▶ _GIVEN EXERCISE_:
Omit all images. Transcribe the rest of the material below exactly.

[Data tied to figure images]
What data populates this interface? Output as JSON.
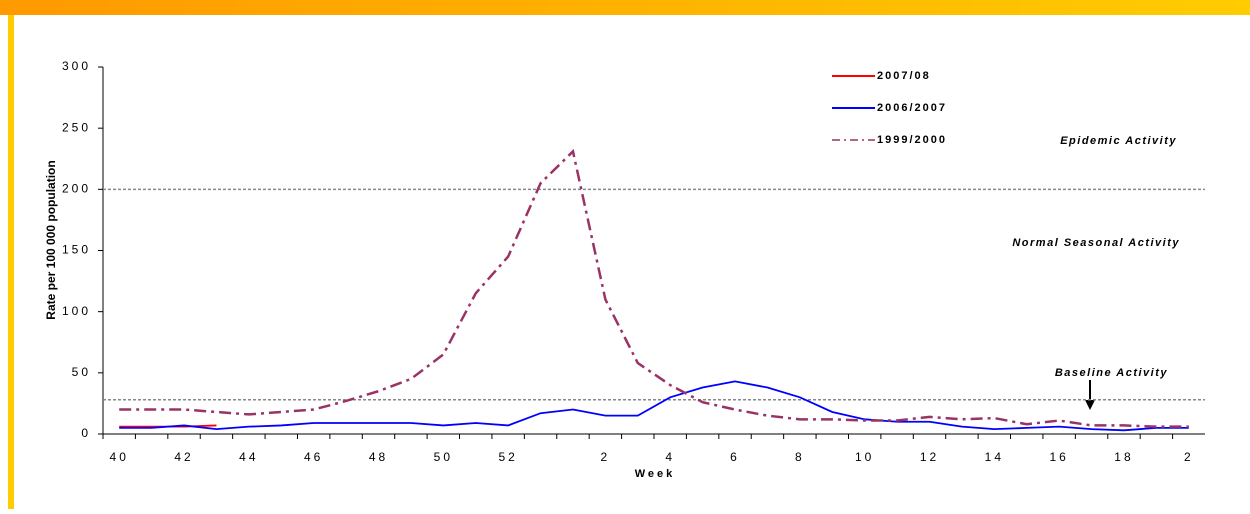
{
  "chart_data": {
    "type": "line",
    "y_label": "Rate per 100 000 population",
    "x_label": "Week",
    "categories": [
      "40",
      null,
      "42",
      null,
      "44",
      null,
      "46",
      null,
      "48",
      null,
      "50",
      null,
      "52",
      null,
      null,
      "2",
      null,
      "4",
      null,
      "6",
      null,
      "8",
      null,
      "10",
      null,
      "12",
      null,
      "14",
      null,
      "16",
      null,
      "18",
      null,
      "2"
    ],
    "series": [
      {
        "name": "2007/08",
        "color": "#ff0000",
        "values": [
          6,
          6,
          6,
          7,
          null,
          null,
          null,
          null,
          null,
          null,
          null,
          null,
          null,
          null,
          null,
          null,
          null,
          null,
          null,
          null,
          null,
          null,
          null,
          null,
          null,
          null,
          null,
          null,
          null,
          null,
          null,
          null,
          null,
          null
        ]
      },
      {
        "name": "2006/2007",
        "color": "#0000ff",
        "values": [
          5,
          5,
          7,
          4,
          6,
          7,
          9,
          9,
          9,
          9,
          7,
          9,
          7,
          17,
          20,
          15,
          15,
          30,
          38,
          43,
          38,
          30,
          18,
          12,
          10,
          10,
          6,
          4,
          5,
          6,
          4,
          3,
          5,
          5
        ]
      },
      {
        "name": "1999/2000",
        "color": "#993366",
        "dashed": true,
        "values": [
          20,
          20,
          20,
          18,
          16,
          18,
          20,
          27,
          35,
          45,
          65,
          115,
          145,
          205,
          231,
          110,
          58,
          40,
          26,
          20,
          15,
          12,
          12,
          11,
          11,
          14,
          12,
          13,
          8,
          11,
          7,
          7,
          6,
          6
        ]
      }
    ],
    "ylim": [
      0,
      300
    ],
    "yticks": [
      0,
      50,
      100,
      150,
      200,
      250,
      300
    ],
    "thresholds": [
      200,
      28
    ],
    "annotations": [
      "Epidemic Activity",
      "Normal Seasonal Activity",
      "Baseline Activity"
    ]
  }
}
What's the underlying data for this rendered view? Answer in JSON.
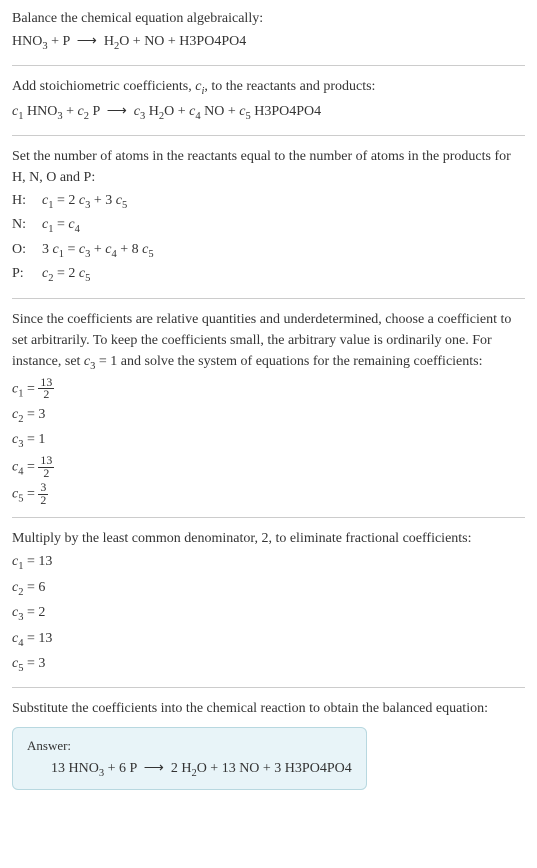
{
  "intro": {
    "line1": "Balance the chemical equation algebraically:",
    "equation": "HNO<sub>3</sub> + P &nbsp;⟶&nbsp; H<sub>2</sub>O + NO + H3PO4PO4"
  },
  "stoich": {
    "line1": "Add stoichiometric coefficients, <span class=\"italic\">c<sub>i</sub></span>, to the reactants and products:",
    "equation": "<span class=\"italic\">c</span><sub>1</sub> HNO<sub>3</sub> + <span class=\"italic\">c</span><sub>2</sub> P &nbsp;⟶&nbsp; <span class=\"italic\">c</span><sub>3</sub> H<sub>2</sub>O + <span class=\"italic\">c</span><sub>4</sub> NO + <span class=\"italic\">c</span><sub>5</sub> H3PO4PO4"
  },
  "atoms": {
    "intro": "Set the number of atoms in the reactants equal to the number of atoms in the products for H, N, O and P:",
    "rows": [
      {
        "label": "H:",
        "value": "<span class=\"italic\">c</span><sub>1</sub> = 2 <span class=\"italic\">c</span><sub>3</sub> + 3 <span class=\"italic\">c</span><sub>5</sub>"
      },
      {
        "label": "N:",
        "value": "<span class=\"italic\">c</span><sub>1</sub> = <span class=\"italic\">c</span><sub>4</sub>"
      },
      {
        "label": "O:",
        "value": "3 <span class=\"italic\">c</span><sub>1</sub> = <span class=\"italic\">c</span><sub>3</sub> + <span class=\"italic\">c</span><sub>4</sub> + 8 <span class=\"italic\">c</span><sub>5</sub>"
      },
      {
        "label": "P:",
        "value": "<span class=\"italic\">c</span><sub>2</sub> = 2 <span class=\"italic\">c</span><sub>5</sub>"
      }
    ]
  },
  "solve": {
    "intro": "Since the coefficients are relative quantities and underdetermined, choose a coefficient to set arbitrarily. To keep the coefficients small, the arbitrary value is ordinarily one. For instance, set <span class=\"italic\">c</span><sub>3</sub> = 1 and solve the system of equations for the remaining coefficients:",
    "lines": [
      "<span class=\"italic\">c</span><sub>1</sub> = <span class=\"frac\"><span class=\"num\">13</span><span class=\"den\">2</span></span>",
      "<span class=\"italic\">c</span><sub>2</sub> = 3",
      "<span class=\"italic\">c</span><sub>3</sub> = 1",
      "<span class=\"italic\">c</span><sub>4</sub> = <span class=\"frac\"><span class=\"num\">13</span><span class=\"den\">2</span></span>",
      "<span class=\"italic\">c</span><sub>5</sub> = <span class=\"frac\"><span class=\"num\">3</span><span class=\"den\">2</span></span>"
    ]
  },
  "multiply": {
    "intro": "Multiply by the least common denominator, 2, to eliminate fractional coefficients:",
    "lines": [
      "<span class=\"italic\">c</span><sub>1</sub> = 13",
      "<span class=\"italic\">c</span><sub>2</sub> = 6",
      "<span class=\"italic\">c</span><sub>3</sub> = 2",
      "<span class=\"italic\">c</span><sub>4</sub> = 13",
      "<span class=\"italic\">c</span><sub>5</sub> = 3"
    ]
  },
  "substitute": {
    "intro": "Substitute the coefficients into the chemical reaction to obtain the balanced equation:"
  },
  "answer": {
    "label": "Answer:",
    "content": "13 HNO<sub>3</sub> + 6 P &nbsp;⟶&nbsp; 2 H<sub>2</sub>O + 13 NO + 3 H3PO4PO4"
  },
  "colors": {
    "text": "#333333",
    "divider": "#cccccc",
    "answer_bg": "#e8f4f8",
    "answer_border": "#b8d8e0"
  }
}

▶ _ANSWER TO THE TASK_:
What data populates this interface? Output as JSON.
{
  "chart_data": {
    "type": "line",
    "y_label": "Rate per 100 000 population",
    "x_label": "Week",
    "categories": [
      "40",
      null,
      "42",
      null,
      "44",
      null,
      "46",
      null,
      "48",
      null,
      "50",
      null,
      "52",
      null,
      null,
      "2",
      null,
      "4",
      null,
      "6",
      null,
      "8",
      null,
      "10",
      null,
      "12",
      null,
      "14",
      null,
      "16",
      null,
      "18",
      null,
      "2"
    ],
    "series": [
      {
        "name": "2007/08",
        "color": "#ff0000",
        "values": [
          6,
          6,
          6,
          7,
          null,
          null,
          null,
          null,
          null,
          null,
          null,
          null,
          null,
          null,
          null,
          null,
          null,
          null,
          null,
          null,
          null,
          null,
          null,
          null,
          null,
          null,
          null,
          null,
          null,
          null,
          null,
          null,
          null,
          null
        ]
      },
      {
        "name": "2006/2007",
        "color": "#0000ff",
        "values": [
          5,
          5,
          7,
          4,
          6,
          7,
          9,
          9,
          9,
          9,
          7,
          9,
          7,
          17,
          20,
          15,
          15,
          30,
          38,
          43,
          38,
          30,
          18,
          12,
          10,
          10,
          6,
          4,
          5,
          6,
          4,
          3,
          5,
          5
        ]
      },
      {
        "name": "1999/2000",
        "color": "#993366",
        "dashed": true,
        "values": [
          20,
          20,
          20,
          18,
          16,
          18,
          20,
          27,
          35,
          45,
          65,
          115,
          145,
          205,
          231,
          110,
          58,
          40,
          26,
          20,
          15,
          12,
          12,
          11,
          11,
          14,
          12,
          13,
          8,
          11,
          7,
          7,
          6,
          6
        ]
      }
    ],
    "ylim": [
      0,
      300
    ],
    "yticks": [
      0,
      50,
      100,
      150,
      200,
      250,
      300
    ],
    "thresholds": [
      200,
      28
    ],
    "annotations": [
      "Epidemic Activity",
      "Normal Seasonal Activity",
      "Baseline Activity"
    ]
  }
}
What's the underlying data for this rendered view? Answer in JSON.
{
  "intro": {
    "line1": "Balance the chemical equation algebraically:",
    "equation": "HNO<sub>3</sub> + P &nbsp;⟶&nbsp; H<sub>2</sub>O + NO + H3PO4PO4"
  },
  "stoich": {
    "line1": "Add stoichiometric coefficients, <span class=\"italic\">c<sub>i</sub></span>, to the reactants and products:",
    "equation": "<span class=\"italic\">c</span><sub>1</sub> HNO<sub>3</sub> + <span class=\"italic\">c</span><sub>2</sub> P &nbsp;⟶&nbsp; <span class=\"italic\">c</span><sub>3</sub> H<sub>2</sub>O + <span class=\"italic\">c</span><sub>4</sub> NO + <span class=\"italic\">c</span><sub>5</sub> H3PO4PO4"
  },
  "atoms": {
    "intro": "Set the number of atoms in the reactants equal to the number of atoms in the products for H, N, O and P:",
    "rows": [
      {
        "label": "H:",
        "value": "<span class=\"italic\">c</span><sub>1</sub> = 2 <span class=\"italic\">c</span><sub>3</sub> + 3 <span class=\"italic\">c</span><sub>5</sub>"
      },
      {
        "label": "N:",
        "value": "<span class=\"italic\">c</span><sub>1</sub> = <span class=\"italic\">c</span><sub>4</sub>"
      },
      {
        "label": "O:",
        "value": "3 <span class=\"italic\">c</span><sub>1</sub> = <span class=\"italic\">c</span><sub>3</sub> + <span class=\"italic\">c</span><sub>4</sub> + 8 <span class=\"italic\">c</span><sub>5</sub>"
      },
      {
        "label": "P:",
        "value": "<span class=\"italic\">c</span><sub>2</sub> = 2 <span class=\"italic\">c</span><sub>5</sub>"
      }
    ]
  },
  "solve": {
    "intro": "Since the coefficients are relative quantities and underdetermined, choose a coefficient to set arbitrarily. To keep the coefficients small, the arbitrary value is ordinarily one. For instance, set <span class=\"italic\">c</span><sub>3</sub> = 1 and solve the system of equations for the remaining coefficients:",
    "lines": [
      "<span class=\"italic\">c</span><sub>1</sub> = <span class=\"frac\"><span class=\"num\">13</span><span class=\"den\">2</span></span>",
      "<span class=\"italic\">c</span><sub>2</sub> = 3",
      "<span class=\"italic\">c</span><sub>3</sub> = 1",
      "<span class=\"italic\">c</span><sub>4</sub> = <span class=\"frac\"><span class=\"num\">13</span><span class=\"den\">2</span></span>",
      "<span class=\"italic\">c</span><sub>5</sub> = <span class=\"frac\"><span class=\"num\">3</span><span class=\"den\">2</span></span>"
    ]
  },
  "multiply": {
    "intro": "Multiply by the least common denominator, 2, to eliminate fractional coefficients:",
    "lines": [
      "<span class=\"italic\">c</span><sub>1</sub> = 13",
      "<span class=\"italic\">c</span><sub>2</sub> = 6",
      "<span class=\"italic\">c</span><sub>3</sub> = 2",
      "<span class=\"italic\">c</span><sub>4</sub> = 13",
      "<span class=\"italic\">c</span><sub>5</sub> = 3"
    ]
  },
  "substitute": {
    "intro": "Substitute the coefficients into the chemical reaction to obtain the balanced equation:"
  },
  "answer": {
    "label": "Answer:",
    "content": "13 HNO<sub>3</sub> + 6 P &nbsp;⟶&nbsp; 2 H<sub>2</sub>O + 13 NO + 3 H3PO4PO4"
  },
  "colors": {
    "text": "#333333",
    "divider": "#cccccc",
    "answer_bg": "#e8f4f8",
    "answer_border": "#b8d8e0"
  }
}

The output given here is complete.